# Stated task
In the listing that follows, count the lines holding the word "Originator" and report only that number.

-- Begin Provided data --

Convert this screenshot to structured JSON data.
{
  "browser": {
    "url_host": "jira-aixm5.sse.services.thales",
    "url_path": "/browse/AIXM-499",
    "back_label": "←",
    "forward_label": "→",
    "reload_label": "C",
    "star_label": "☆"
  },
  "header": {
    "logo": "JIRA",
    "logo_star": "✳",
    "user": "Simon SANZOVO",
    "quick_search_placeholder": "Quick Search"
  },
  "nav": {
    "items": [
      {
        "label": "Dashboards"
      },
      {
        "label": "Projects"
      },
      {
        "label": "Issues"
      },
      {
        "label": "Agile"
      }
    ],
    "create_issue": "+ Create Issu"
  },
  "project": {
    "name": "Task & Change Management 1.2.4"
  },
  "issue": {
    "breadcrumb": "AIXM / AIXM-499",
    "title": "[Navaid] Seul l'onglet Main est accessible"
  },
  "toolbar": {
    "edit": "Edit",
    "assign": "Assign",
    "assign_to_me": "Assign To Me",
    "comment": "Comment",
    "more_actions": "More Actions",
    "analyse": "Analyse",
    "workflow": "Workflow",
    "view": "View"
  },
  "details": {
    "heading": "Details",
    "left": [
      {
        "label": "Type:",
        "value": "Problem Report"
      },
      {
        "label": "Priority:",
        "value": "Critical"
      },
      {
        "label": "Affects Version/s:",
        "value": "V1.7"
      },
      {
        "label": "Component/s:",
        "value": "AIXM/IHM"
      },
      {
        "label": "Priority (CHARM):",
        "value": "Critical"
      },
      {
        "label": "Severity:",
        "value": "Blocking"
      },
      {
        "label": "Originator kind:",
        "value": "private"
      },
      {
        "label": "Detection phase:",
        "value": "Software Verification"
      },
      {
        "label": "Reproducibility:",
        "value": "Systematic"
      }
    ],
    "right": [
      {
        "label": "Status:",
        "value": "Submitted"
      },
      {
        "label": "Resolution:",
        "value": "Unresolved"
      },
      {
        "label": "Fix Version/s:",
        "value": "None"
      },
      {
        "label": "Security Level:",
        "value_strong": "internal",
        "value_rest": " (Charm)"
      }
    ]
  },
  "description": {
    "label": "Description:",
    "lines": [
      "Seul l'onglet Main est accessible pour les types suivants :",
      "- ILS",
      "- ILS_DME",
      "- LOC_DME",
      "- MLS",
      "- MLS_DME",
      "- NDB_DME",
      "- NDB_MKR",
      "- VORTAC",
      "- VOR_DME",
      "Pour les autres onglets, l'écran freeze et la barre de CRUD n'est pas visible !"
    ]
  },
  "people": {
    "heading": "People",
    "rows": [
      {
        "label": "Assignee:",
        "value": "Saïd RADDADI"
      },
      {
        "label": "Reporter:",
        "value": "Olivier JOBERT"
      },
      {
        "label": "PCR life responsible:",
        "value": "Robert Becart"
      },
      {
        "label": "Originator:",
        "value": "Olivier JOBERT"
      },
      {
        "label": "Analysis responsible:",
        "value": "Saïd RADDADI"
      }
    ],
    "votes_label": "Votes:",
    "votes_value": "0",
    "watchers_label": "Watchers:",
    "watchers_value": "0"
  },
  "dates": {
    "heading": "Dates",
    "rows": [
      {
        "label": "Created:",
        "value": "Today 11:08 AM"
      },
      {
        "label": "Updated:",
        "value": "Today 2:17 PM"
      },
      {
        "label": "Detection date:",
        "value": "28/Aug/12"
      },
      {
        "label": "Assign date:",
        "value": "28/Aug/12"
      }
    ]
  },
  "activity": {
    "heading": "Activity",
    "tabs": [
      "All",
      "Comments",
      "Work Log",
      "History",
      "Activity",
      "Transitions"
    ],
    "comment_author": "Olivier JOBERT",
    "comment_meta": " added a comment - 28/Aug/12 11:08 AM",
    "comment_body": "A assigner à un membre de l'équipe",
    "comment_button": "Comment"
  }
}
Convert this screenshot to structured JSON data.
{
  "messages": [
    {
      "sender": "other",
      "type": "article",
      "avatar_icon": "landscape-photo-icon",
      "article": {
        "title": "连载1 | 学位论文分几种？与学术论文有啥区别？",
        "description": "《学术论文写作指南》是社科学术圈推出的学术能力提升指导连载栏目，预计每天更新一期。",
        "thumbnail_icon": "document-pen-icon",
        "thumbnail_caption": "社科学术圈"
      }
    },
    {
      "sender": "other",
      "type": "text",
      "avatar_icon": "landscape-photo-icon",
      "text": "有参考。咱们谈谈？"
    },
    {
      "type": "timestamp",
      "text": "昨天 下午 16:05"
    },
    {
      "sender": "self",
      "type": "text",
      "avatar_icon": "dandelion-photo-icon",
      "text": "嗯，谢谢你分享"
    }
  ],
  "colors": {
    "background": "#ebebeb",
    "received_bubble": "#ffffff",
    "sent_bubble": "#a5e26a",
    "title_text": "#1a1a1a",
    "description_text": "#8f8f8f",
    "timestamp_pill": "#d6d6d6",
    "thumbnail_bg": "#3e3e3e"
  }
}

-- End Provided data --

# Finished answer
2